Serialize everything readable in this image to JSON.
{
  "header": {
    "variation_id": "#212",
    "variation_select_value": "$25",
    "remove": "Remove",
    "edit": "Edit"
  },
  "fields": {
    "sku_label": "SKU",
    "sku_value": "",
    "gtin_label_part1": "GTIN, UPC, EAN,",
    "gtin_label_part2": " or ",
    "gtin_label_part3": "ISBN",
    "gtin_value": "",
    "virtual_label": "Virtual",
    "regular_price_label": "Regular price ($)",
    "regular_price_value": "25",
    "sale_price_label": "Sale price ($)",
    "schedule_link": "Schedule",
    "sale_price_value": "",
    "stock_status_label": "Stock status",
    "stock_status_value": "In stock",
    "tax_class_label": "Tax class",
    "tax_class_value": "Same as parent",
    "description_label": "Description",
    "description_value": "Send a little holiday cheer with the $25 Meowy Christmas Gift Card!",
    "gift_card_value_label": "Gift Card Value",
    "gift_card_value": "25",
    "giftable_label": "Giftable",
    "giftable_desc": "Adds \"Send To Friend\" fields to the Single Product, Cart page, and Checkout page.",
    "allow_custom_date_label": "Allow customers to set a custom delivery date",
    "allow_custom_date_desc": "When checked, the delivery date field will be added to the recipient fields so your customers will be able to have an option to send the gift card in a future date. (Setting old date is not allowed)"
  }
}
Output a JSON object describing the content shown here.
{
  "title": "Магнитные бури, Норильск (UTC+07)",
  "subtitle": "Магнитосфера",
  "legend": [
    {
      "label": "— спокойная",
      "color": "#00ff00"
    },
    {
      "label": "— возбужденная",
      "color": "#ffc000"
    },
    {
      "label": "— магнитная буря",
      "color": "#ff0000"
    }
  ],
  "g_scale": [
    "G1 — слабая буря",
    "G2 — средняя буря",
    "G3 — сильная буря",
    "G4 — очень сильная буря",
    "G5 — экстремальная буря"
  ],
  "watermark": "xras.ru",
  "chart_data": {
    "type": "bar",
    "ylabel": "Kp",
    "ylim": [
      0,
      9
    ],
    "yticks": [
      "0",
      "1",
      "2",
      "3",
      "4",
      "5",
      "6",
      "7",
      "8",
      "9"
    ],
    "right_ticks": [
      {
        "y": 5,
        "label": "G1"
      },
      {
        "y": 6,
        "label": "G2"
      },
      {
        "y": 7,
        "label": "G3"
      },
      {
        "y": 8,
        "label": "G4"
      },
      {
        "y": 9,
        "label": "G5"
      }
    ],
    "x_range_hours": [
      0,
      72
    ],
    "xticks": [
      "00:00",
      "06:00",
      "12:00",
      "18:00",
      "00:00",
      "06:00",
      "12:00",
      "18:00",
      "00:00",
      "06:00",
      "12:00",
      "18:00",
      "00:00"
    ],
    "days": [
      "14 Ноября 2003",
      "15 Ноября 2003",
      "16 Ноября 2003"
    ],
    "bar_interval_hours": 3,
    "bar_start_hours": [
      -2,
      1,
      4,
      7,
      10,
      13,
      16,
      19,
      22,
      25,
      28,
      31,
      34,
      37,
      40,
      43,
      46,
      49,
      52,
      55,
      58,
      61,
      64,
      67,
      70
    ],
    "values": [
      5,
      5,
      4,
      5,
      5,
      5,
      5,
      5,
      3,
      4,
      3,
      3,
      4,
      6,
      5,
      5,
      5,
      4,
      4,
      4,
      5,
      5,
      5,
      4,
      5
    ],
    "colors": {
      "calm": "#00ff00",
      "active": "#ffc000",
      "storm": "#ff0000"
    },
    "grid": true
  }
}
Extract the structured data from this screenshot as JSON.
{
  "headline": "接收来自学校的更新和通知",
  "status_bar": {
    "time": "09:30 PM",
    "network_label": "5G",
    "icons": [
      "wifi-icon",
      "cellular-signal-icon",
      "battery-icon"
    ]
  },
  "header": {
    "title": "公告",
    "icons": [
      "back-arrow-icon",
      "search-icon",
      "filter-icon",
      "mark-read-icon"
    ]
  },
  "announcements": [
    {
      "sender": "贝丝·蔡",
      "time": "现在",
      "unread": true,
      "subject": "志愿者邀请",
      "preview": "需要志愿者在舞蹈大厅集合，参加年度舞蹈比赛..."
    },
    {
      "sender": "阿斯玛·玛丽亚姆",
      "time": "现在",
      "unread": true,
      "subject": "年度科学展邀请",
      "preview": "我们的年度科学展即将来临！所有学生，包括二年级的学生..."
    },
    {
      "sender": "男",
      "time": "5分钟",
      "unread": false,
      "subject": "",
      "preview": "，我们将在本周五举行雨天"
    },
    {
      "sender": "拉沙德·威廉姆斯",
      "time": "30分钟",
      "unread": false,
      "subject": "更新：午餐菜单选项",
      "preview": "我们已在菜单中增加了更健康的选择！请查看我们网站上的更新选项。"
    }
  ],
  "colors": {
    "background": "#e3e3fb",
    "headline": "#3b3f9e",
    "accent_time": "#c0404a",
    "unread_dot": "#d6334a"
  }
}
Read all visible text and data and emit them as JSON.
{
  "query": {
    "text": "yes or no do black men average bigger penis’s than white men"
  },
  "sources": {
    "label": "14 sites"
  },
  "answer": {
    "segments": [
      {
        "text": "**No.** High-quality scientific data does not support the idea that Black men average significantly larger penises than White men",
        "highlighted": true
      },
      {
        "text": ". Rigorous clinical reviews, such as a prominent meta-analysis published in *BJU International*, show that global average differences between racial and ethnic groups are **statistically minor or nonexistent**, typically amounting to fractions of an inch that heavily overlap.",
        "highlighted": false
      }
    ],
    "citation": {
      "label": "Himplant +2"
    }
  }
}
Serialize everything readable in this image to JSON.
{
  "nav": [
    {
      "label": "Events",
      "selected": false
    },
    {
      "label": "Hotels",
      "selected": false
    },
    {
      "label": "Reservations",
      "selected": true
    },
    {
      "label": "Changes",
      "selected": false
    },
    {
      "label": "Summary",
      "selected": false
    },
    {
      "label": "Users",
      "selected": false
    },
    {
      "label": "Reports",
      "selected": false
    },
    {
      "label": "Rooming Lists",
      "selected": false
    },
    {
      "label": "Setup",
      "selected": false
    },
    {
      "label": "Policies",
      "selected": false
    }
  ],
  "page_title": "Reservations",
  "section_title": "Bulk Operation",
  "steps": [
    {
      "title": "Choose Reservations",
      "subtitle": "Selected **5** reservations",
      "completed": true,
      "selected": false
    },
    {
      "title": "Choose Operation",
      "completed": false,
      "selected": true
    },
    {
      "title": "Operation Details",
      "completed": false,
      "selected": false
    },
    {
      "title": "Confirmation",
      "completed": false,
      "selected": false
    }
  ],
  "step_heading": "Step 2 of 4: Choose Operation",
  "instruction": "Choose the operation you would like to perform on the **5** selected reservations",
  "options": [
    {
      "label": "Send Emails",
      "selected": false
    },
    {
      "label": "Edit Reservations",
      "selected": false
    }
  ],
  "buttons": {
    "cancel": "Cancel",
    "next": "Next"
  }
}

-------

### Exercise description
Repeat all of the records above exactly as they appear.

### Written solution
Serialize everything readable in this image to JSON.
{
  "header": {
    "variation_id": "#212",
    "variation_select_value": "$25",
    "remove": "Remove",
    "edit": "Edit"
  },
  "fields": {
    "sku_label": "SKU",
    "sku_value": "",
    "gtin_label_part1": "GTIN, UPC, EAN,",
    "gtin_label_part2": " or ",
    "gtin_label_part3": "ISBN",
    "gtin_value": "",
    "virtual_label": "Virtual",
    "regular_price_label": "Regular price ($)",
    "regular_price_value": "25",
    "sale_price_label": "Sale price ($)",
    "schedule_link": "Schedule",
    "sale_price_value": "",
    "stock_status_label": "Stock status",
    "stock_status_value": "In stock",
    "tax_class_label": "Tax class",
    "tax_class_value": "Same as parent",
    "description_label": "Description",
    "description_value": "Send a little holiday cheer with the $25 Meowy Christmas Gift Card!",
    "gift_card_value_label": "Gift Card Value",
    "gift_card_value": "25",
    "giftable_label": "Giftable",
    "giftable_desc": "Adds \"Send To Friend\" fields to the Single Product, Cart page, and Checkout page.",
    "allow_custom_date_label": "Allow customers to set a custom delivery date",
    "allow_custom_date_desc": "When checked, the delivery date field will be added to the recipient fields so your customers will be able to have an option to send the gift card in a future date. (Setting old date is not allowed)"
  }
}
Output a JSON object describing the content shown here.
{
  "title": "Магнитные бури, Норильск (UTC+07)",
  "subtitle": "Магнитосфера",
  "legend": [
    {
      "label": "— спокойная",
      "color": "#00ff00"
    },
    {
      "label": "— возбужденная",
      "color": "#ffc000"
    },
    {
      "label": "— магнитная буря",
      "color": "#ff0000"
    }
  ],
  "g_scale": [
    "G1 — слабая буря",
    "G2 — средняя буря",
    "G3 — сильная буря",
    "G4 — очень сильная буря",
    "G5 — экстремальная буря"
  ],
  "watermark": "xras.ru",
  "chart_data": {
    "type": "bar",
    "ylabel": "Kp",
    "ylim": [
      0,
      9
    ],
    "yticks": [
      "0",
      "1",
      "2",
      "3",
      "4",
      "5",
      "6",
      "7",
      "8",
      "9"
    ],
    "right_ticks": [
      {
        "y": 5,
        "label": "G1"
      },
      {
        "y": 6,
        "label": "G2"
      },
      {
        "y": 7,
        "label": "G3"
      },
      {
        "y": 8,
        "label": "G4"
      },
      {
        "y": 9,
        "label": "G5"
      }
    ],
    "x_range_hours": [
      0,
      72
    ],
    "xticks": [
      "00:00",
      "06:00",
      "12:00",
      "18:00",
      "00:00",
      "06:00",
      "12:00",
      "18:00",
      "00:00",
      "06:00",
      "12:00",
      "18:00",
      "00:00"
    ],
    "days": [
      "14 Ноября 2003",
      "15 Ноября 2003",
      "16 Ноября 2003"
    ],
    "bar_interval_hours": 3,
    "bar_start_hours": [
      -2,
      1,
      4,
      7,
      10,
      13,
      16,
      19,
      22,
      25,
      28,
      31,
      34,
      37,
      40,
      43,
      46,
      49,
      52,
      55,
      58,
      61,
      64,
      67,
      70
    ],
    "values": [
      5,
      5,
      4,
      5,
      5,
      5,
      5,
      5,
      3,
      4,
      3,
      3,
      4,
      6,
      5,
      5,
      5,
      4,
      4,
      4,
      5,
      5,
      5,
      4,
      5
    ],
    "colors": {
      "calm": "#00ff00",
      "active": "#ffc000",
      "storm": "#ff0000"
    },
    "grid": true
  }
}
Extract the structured data from this screenshot as JSON.
{
  "headline": "接收来自学校的更新和通知",
  "status_bar": {
    "time": "09:30 PM",
    "network_label": "5G",
    "icons": [
      "wifi-icon",
      "cellular-signal-icon",
      "battery-icon"
    ]
  },
  "header": {
    "title": "公告",
    "icons": [
      "back-arrow-icon",
      "search-icon",
      "filter-icon",
      "mark-read-icon"
    ]
  },
  "announcements": [
    {
      "sender": "贝丝·蔡",
      "time": "现在",
      "unread": true,
      "subject": "志愿者邀请",
      "preview": "需要志愿者在舞蹈大厅集合，参加年度舞蹈比赛..."
    },
    {
      "sender": "阿斯玛·玛丽亚姆",
      "time": "现在",
      "unread": true,
      "subject": "年度科学展邀请",
      "preview": "我们的年度科学展即将来临！所有学生，包括二年级的学生..."
    },
    {
      "sender": "男",
      "time": "5分钟",
      "unread": false,
      "subject": "",
      "preview": "，我们将在本周五举行雨天"
    },
    {
      "sender": "拉沙德·威廉姆斯",
      "time": "30分钟",
      "unread": false,
      "subject": "更新：午餐菜单选项",
      "preview": "我们已在菜单中增加了更健康的选择！请查看我们网站上的更新选项。"
    }
  ],
  "colors": {
    "background": "#e3e3fb",
    "headline": "#3b3f9e",
    "accent_time": "#c0404a",
    "unread_dot": "#d6334a"
  }
}
Read all visible text and data and emit them as JSON.
{
  "query": {
    "text": "yes or no do black men average bigger penis’s than white men"
  },
  "sources": {
    "label": "14 sites"
  },
  "answer": {
    "segments": [
      {
        "text": "**No.** High-quality scientific data does not support the idea that Black men average significantly larger penises than White men",
        "highlighted": true
      },
      {
        "text": ". Rigorous clinical reviews, such as a prominent meta-analysis published in *BJU International*, show that global average differences between racial and ethnic groups are **statistically minor or nonexistent**, typically amounting to fractions of an inch that heavily overlap.",
        "highlighted": false
      }
    ],
    "citation": {
      "label": "Himplant +2"
    }
  }
}
Serialize everything readable in this image to JSON.
{
  "nav": [
    {
      "label": "Events",
      "selected": false
    },
    {
      "label": "Hotels",
      "selected": false
    },
    {
      "label": "Reservations",
      "selected": true
    },
    {
      "label": "Changes",
      "selected": false
    },
    {
      "label": "Summary",
      "selected": false
    },
    {
      "label": "Users",
      "selected": false
    },
    {
      "label": "Reports",
      "selected": false
    },
    {
      "label": "Rooming Lists",
      "selected": false
    },
    {
      "label": "Setup",
      "selected": false
    },
    {
      "label": "Policies",
      "selected": false
    }
  ],
  "page_title": "Reservations",
  "section_title": "Bulk Operation",
  "steps": [
    {
      "title": "Choose Reservations",
      "subtitle": "Selected **5** reservations",
      "completed": true,
      "selected": false
    },
    {
      "title": "Choose Operation",
      "completed": false,
      "selected": true
    },
    {
      "title": "Operation Details",
      "completed": false,
      "selected": false
    },
    {
      "title": "Confirmation",
      "completed": false,
      "selected": false
    }
  ],
  "step_heading": "Step 2 of 4: Choose Operation",
  "instruction": "Choose the operation you would like to perform on the **5** selected reservations",
  "options": [
    {
      "label": "Send Emails",
      "selected": false
    },
    {
      "label": "Edit Reservations",
      "selected": false
    }
  ],
  "buttons": {
    "cancel": "Cancel",
    "next": "Next"
  }
}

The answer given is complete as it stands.